**Objective**:
In full and without alteration, give the listing again.
-- Start Material for this task --
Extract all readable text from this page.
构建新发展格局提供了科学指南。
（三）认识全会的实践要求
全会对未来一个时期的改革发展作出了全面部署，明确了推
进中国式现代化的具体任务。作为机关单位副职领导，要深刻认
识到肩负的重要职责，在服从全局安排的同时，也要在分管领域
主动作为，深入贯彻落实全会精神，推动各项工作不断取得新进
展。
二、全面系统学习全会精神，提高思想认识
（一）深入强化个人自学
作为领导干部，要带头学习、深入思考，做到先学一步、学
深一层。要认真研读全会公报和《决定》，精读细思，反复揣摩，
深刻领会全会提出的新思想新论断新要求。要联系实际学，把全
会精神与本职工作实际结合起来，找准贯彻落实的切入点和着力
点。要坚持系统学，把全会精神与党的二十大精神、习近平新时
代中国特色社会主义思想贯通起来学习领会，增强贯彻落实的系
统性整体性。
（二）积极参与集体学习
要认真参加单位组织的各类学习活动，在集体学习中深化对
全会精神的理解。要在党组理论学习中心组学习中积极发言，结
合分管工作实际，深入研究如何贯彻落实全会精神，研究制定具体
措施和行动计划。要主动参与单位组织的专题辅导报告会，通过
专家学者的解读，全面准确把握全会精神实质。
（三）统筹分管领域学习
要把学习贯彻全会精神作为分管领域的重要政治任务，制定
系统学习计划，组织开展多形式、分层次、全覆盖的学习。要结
-- End Material for this task --
**Written reply**:
Extract all readable text from this page.
构建新发展格局提供了科学指南。
（三）认识全会的实践要求
全会对未来一个时期的改革发展作出了全面部署，明确了推
进中国式现代化的具体任务。作为机关单位副职领导，要深刻认
识到肩负的重要职责，在服从全局安排的同时，也要在分管领域
主动作为，深入贯彻落实全会精神，推动各项工作不断取得新进
展。
二、全面系统学习全会精神，提高思想认识
（一）深入强化个人自学
作为领导干部，要带头学习、深入思考，做到先学一步、学
深一层。要认真研读全会公报和《决定》，精读细思，反复揣摩，
深刻领会全会提出的新思想新论断新要求。要联系实际学，把全
会精神与本职工作实际结合起来，找准贯彻落实的切入点和着力
点。要坚持系统学，把全会精神与党的二十大精神、习近平新时
代中国特色社会主义思想贯通起来学习领会，增强贯彻落实的系
统性整体性。
（二）积极参与集体学习
要认真参加单位组织的各类学习活动，在集体学习中深化对
全会精神的理解。要在党组理论学习中心组学习中积极发言，结
合分管工作实际，深入研究如何贯彻落实全会精神，研究制定具体
措施和行动计划。要主动参与单位组织的专题辅导报告会，通过
专家学者的解读，全面准确把握全会精神实质。
（三）统筹分管领域学习
要把学习贯彻全会精神作为分管领域的重要政治任务，制定
系统学习计划，组织开展多形式、分层次、全覆盖的学习。要结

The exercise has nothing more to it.